Objective — List every line in this data where the string "Геозоны" occurs.

:::

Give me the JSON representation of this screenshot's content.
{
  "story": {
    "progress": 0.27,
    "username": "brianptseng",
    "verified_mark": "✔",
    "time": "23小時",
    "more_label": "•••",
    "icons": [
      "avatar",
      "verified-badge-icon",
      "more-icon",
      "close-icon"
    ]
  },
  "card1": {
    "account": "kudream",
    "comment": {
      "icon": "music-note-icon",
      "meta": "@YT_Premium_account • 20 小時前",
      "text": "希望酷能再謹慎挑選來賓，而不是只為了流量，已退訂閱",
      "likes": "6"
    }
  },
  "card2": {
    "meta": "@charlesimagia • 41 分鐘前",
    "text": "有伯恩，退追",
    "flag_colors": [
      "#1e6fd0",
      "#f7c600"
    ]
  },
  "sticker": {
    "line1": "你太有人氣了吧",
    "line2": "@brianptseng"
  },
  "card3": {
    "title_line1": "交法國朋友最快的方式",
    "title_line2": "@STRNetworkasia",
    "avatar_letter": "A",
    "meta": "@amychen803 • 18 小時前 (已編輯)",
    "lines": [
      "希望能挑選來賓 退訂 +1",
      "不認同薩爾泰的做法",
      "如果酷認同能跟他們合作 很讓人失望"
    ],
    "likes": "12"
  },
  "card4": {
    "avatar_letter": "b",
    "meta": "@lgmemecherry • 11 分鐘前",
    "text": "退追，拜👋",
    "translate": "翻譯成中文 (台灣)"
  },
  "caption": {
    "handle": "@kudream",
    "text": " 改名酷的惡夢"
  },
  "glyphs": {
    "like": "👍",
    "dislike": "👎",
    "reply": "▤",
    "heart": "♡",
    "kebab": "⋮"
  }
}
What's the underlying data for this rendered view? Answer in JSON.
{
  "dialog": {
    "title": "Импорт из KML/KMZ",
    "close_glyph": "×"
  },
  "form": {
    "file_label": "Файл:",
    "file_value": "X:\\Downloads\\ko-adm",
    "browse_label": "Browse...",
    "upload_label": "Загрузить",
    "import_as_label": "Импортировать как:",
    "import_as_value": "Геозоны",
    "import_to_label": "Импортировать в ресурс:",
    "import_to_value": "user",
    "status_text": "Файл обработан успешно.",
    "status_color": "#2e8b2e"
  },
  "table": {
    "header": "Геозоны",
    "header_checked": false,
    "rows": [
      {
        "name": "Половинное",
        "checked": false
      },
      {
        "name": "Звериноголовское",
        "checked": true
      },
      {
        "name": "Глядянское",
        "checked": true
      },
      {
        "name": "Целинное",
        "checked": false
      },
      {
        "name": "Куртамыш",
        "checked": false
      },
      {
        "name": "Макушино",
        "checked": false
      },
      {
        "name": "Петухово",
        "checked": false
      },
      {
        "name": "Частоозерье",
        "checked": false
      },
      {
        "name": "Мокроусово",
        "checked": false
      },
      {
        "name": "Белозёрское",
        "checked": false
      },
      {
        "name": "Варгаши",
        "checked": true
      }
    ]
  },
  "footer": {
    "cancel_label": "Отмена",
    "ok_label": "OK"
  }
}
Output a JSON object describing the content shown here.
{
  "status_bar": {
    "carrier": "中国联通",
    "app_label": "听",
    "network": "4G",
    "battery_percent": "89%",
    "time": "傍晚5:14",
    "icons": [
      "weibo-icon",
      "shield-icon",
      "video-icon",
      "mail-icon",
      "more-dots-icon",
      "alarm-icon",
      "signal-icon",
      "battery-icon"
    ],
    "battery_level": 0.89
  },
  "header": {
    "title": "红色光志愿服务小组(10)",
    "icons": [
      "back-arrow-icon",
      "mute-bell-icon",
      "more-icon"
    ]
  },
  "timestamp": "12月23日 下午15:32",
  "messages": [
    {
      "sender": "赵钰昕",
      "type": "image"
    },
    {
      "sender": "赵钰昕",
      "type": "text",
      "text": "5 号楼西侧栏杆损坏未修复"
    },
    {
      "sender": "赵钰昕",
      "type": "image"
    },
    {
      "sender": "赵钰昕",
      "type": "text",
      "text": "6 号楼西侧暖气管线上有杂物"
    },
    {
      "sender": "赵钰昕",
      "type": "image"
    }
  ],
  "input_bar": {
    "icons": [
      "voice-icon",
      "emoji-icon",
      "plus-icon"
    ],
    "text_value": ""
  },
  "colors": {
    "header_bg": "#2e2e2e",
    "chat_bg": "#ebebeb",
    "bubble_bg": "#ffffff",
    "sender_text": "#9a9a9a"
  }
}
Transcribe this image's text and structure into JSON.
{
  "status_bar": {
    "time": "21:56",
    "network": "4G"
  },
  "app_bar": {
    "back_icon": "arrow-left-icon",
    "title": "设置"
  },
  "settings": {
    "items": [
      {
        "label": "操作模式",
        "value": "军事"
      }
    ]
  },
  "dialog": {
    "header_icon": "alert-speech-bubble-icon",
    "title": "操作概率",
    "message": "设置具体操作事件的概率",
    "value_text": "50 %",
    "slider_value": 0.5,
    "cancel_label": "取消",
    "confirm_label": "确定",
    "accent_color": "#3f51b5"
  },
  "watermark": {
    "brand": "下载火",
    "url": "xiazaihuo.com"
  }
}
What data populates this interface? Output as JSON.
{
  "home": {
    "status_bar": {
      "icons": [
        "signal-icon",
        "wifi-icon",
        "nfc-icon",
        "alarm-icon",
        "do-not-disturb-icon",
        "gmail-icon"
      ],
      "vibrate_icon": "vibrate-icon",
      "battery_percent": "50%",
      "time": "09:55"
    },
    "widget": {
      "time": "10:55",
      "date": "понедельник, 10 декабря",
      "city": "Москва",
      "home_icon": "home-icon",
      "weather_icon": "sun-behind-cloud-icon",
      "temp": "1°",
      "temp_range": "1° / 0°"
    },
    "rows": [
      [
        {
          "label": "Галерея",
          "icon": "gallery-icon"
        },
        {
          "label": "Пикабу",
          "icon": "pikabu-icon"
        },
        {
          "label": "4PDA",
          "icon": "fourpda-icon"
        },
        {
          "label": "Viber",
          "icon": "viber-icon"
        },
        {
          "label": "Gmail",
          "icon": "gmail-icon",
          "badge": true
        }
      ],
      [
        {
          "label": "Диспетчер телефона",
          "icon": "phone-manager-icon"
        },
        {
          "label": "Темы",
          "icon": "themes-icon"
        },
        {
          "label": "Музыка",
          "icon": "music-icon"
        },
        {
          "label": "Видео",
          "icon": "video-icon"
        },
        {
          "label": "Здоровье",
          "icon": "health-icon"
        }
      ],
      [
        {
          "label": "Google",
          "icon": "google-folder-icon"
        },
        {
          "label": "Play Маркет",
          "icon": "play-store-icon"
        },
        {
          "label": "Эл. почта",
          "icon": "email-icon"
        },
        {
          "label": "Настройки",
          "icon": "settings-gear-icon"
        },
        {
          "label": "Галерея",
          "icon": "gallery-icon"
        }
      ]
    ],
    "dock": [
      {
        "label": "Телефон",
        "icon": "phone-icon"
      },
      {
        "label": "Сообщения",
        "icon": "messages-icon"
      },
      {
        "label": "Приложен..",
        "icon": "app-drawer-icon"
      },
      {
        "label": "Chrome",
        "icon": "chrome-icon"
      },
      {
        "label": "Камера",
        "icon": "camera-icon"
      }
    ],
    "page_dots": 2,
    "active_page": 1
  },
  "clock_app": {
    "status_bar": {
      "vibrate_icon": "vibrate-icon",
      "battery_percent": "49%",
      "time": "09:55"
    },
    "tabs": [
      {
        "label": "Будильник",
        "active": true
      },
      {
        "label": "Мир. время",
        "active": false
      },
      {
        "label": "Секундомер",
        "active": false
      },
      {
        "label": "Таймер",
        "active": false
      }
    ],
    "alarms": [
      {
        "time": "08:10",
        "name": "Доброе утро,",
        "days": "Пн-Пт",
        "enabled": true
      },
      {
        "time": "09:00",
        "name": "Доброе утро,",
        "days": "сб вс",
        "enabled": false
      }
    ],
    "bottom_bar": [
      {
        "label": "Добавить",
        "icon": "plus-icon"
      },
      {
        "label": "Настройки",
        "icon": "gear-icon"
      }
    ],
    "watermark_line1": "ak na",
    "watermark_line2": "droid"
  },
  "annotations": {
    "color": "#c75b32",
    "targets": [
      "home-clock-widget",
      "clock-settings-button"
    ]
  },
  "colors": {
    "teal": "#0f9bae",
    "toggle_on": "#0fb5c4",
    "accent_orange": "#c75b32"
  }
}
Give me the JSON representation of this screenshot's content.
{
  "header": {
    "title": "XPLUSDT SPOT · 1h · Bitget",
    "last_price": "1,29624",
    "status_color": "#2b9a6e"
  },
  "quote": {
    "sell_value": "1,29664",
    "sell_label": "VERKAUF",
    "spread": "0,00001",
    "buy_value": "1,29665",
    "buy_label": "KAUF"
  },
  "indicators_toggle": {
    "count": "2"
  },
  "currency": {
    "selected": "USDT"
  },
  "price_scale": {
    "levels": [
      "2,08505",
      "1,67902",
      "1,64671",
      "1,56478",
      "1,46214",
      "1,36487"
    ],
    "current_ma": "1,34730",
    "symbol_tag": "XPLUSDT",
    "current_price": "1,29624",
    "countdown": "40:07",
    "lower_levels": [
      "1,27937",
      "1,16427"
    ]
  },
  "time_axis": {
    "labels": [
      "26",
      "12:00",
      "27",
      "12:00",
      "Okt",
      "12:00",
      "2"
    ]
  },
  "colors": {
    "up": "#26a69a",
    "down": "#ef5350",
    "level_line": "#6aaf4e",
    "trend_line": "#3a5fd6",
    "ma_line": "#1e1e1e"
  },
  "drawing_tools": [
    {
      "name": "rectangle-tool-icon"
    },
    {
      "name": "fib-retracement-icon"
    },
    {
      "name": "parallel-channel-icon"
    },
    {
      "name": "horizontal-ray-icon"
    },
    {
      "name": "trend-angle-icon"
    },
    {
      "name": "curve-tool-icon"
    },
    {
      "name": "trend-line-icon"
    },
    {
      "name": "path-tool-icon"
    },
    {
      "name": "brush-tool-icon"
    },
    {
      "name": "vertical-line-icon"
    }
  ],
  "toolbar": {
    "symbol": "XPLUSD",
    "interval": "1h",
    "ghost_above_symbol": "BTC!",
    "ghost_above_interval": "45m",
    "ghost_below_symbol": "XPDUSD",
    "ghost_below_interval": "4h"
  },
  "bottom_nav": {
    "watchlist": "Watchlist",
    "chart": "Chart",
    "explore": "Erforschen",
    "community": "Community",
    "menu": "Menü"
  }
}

:::

Finished answer —
    "import_as_value": "Геозоны",
    "header": "Геозоны",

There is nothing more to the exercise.